- PROBLEM REQUIREMENTS -
Emit the line that holds "Convert this document image to plain text." and all lines following it through the end of the data, verbatim, and nothing else.

Recorded data
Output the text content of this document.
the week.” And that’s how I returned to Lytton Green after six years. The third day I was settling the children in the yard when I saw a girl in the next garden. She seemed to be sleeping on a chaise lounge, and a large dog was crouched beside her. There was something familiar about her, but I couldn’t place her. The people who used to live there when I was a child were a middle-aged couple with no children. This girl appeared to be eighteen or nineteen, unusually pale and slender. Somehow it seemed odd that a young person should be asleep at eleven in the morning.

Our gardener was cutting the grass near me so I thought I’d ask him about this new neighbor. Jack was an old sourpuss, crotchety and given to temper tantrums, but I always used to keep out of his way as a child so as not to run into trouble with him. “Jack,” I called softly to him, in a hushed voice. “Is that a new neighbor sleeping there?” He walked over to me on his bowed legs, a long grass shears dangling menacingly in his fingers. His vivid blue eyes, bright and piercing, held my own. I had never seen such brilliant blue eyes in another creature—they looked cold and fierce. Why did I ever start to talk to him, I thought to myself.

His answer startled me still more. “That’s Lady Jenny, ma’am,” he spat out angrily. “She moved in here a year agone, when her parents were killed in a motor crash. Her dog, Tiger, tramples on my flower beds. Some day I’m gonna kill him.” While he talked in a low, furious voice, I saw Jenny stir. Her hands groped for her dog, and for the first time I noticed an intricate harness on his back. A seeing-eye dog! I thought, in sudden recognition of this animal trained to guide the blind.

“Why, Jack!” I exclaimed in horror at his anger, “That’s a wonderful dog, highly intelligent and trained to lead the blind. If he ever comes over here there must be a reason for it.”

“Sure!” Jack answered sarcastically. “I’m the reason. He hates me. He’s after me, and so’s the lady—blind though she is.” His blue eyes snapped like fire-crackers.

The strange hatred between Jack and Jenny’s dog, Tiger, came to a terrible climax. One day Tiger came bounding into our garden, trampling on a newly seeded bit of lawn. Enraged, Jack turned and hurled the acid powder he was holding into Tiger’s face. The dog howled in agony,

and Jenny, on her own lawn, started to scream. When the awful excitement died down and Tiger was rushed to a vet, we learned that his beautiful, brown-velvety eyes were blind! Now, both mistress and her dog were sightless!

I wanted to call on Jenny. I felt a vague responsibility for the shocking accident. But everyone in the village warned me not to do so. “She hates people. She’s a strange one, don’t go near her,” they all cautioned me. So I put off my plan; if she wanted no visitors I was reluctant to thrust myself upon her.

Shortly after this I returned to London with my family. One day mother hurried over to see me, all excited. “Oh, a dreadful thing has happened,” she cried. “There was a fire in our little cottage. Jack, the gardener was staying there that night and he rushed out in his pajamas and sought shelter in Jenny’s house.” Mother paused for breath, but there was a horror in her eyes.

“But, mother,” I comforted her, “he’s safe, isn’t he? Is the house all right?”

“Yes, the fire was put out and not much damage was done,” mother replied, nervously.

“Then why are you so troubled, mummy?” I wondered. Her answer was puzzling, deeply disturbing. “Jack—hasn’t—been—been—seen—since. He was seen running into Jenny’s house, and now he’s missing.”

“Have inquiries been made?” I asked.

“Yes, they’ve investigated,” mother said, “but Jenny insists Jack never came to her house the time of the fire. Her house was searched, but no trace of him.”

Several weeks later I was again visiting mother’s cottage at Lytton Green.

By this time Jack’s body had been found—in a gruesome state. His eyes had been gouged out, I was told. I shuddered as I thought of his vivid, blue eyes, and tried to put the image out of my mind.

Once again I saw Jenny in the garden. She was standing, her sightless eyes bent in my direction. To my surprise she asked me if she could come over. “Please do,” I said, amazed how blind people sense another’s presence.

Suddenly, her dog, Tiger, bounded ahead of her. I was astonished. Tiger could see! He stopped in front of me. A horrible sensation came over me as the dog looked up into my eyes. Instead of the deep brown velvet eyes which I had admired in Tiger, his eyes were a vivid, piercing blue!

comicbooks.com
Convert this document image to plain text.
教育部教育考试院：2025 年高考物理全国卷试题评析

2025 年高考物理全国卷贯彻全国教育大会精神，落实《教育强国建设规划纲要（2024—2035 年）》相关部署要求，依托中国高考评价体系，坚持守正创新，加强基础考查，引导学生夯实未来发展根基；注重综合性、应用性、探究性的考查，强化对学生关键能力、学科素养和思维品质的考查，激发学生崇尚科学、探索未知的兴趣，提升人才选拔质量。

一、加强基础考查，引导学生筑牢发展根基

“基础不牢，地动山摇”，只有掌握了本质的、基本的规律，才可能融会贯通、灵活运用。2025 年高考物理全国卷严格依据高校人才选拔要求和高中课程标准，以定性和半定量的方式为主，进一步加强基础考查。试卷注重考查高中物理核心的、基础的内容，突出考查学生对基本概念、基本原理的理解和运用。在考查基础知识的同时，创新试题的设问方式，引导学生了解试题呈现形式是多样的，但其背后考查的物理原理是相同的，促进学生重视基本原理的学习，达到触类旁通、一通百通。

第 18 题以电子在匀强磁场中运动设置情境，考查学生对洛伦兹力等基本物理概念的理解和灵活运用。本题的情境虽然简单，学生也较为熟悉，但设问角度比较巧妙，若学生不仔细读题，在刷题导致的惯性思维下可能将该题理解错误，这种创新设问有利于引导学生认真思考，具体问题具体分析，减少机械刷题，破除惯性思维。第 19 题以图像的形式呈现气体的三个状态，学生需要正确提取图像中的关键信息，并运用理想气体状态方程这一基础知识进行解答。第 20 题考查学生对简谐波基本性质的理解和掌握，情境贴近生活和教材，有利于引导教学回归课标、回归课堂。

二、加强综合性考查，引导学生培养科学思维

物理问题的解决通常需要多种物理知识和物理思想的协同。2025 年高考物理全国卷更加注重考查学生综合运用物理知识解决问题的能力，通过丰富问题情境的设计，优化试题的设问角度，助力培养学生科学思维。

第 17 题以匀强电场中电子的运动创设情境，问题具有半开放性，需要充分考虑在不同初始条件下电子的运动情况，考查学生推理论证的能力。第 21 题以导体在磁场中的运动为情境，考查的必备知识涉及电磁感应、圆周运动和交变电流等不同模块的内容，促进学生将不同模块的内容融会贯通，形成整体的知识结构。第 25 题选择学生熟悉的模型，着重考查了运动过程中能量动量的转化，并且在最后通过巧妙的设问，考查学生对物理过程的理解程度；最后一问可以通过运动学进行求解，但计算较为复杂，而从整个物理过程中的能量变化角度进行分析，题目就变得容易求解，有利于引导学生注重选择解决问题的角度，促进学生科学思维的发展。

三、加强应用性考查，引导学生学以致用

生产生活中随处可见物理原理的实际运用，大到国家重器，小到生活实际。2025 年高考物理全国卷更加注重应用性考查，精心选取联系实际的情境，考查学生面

- RESPONSE TO THE EXERCISE -
Convert this document image to plain text.
教育部教育考试院：2025 年高考物理全国卷试题评析

2025 年高考物理全国卷贯彻全国教育大会精神，落实《教育强国建设规划纲要（2024—2035 年）》相关部署要求，依托中国高考评价体系，坚持守正创新，加强基础考查，引导学生夯实未来发展根基；注重综合性、应用性、探究性的考查，强化对学生关键能力、学科素养和思维品质的考查，激发学生崇尚科学、探索未知的兴趣，提升人才选拔质量。

一、加强基础考查，引导学生筑牢发展根基

“基础不牢，地动山摇”，只有掌握了本质的、基本的规律，才可能融会贯通、灵活运用。2025 年高考物理全国卷严格依据高校人才选拔要求和高中课程标准，以定性和半定量的方式为主，进一步加强基础考查。试卷注重考查高中物理核心的、基础的内容，突出考查学生对基本概念、基本原理的理解和运用。在考查基础知识的同时，创新试题的设问方式，引导学生了解试题呈现形式是多样的，但其背后考查的物理原理是相同的，促进学生重视基本原理的学习，达到触类旁通、一通百通。

第 18 题以电子在匀强磁场中运动设置情境，考查学生对洛伦兹力等基本物理概念的理解和灵活运用。本题的情境虽然简单，学生也较为熟悉，但设问角度比较巧妙，若学生不仔细读题，在刷题导致的惯性思维下可能将该题理解错误，这种创新设问有利于引导学生认真思考，具体问题具体分析，减少机械刷题，破除惯性思维。第 19 题以图像的形式呈现气体的三个状态，学生需要正确提取图像中的关键信息，并运用理想气体状态方程这一基础知识进行解答。第 20 题考查学生对简谐波基本性质的理解和掌握，情境贴近生活和教材，有利于引导教学回归课标、回归课堂。

二、加强综合性考查，引导学生培养科学思维

物理问题的解决通常需要多种物理知识和物理思想的协同。2025 年高考物理全国卷更加注重考查学生综合运用物理知识解决问题的能力，通过丰富问题情境的设计，优化试题的设问角度，助力培养学生科学思维。

第 17 题以匀强电场中电子的运动创设情境，问题具有半开放性，需要充分考虑在不同初始条件下电子的运动情况，考查学生推理论证的能力。第 21 题以导体在磁场中的运动为情境，考查的必备知识涉及电磁感应、圆周运动和交变电流等不同模块的内容，促进学生将不同模块的内容融会贯通，形成整体的知识结构。第 25 题选择学生熟悉的模型，着重考查了运动过程中能量动量的转化，并且在最后通过巧妙的设问，考查学生对物理过程的理解程度；最后一问可以通过运动学进行求解，但计算较为复杂，而从整个物理过程中的能量变化角度进行分析，题目就变得容易求解，有利于引导学生注重选择解决问题的角度，促进学生科学思维的发展。

三、加强应用性考查，引导学生学以致用

生产生活中随处可见物理原理的实际运用，大到国家重器，小到生活实际。2025 年高考物理全国卷更加注重应用性考查，精心选取联系实际的情境，考查学生面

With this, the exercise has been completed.